All material below is to be reproduced exactly.

Data records
* begin *

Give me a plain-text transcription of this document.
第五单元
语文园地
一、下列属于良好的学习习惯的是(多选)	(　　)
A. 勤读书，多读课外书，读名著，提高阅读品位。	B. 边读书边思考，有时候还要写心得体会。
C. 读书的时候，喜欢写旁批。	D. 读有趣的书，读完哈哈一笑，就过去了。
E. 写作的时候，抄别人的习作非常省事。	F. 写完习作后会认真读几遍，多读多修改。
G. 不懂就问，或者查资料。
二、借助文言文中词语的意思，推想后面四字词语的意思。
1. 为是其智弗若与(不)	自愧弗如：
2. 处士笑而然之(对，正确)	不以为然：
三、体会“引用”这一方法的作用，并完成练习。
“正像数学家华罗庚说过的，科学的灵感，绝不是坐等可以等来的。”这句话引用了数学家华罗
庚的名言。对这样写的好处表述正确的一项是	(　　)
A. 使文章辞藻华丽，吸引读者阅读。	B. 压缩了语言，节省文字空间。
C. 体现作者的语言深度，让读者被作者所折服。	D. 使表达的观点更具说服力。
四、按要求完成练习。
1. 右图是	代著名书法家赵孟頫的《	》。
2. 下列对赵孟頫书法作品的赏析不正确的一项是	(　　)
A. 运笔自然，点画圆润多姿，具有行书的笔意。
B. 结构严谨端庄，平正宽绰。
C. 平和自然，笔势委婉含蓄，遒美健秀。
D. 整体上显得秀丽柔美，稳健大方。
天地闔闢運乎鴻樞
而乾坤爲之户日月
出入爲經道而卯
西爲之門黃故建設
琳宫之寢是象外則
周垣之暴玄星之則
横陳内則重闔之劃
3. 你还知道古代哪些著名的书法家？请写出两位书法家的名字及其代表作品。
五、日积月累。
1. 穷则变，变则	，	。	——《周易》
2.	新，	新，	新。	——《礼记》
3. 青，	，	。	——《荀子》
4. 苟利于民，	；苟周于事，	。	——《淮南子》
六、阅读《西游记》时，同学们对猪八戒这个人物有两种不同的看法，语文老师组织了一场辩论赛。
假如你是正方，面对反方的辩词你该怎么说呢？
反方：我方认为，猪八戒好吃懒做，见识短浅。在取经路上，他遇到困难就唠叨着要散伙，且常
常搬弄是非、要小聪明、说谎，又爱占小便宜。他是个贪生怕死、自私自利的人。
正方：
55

* end *

**THE RESPONSE**
Give me a plain-text transcription of this document.
第五单元
语文园地
一、下列属于良好的学习习惯的是(多选)	(　　)
A. 勤读书，多读课外书，读名著，提高阅读品位。	B. 边读书边思考，有时候还要写心得体会。
C. 读书的时候，喜欢写旁批。	D. 读有趣的书，读完哈哈一笑，就过去了。
E. 写作的时候，抄别人的习作非常省事。	F. 写完习作后会认真读几遍，多读多修改。
G. 不懂就问，或者查资料。
二、借助文言文中词语的意思，推想后面四字词语的意思。
1. 为是其智弗若与(不)	自愧弗如：
2. 处士笑而然之(对，正确)	不以为然：
三、体会“引用”这一方法的作用，并完成练习。
“正像数学家华罗庚说过的，科学的灵感，绝不是坐等可以等来的。”这句话引用了数学家华罗
庚的名言。对这样写的好处表述正确的一项是	(　　)
A. 使文章辞藻华丽，吸引读者阅读。	B. 压缩了语言，节省文字空间。
C. 体现作者的语言深度，让读者被作者所折服。	D. 使表达的观点更具说服力。
四、按要求完成练习。
1. 右图是	代著名书法家赵孟頫的《	》。
2. 下列对赵孟頫书法作品的赏析不正确的一项是	(　　)
A. 运笔自然，点画圆润多姿，具有行书的笔意。
B. 结构严谨端庄，平正宽绰。
C. 平和自然，笔势委婉含蓄，遒美健秀。
D. 整体上显得秀丽柔美，稳健大方。
天地闔闢運乎鴻樞
而乾坤爲之户日月
出入爲經道而卯
西爲之門黃故建設
琳宫之寢是象外則
周垣之暴玄星之則
横陳内則重闔之劃
3. 你还知道古代哪些著名的书法家？请写出两位书法家的名字及其代表作品。
五、日积月累。
1. 穷则变，变则	，	。	——《周易》
2.	新，	新，	新。	——《礼记》
3. 青，	，	。	——《荀子》
4. 苟利于民，	；苟周于事，	。	——《淮南子》
六、阅读《西游记》时，同学们对猪八戒这个人物有两种不同的看法，语文老师组织了一场辩论赛。
假如你是正方，面对反方的辩词你该怎么说呢？
反方：我方认为，猪八戒好吃懒做，见识短浅。在取经路上，他遇到困难就唠叨着要散伙，且常
常搬弄是非、要小聪明、说谎，又爱占小便宜。他是个贪生怕死、自私自利的人。
正方：
55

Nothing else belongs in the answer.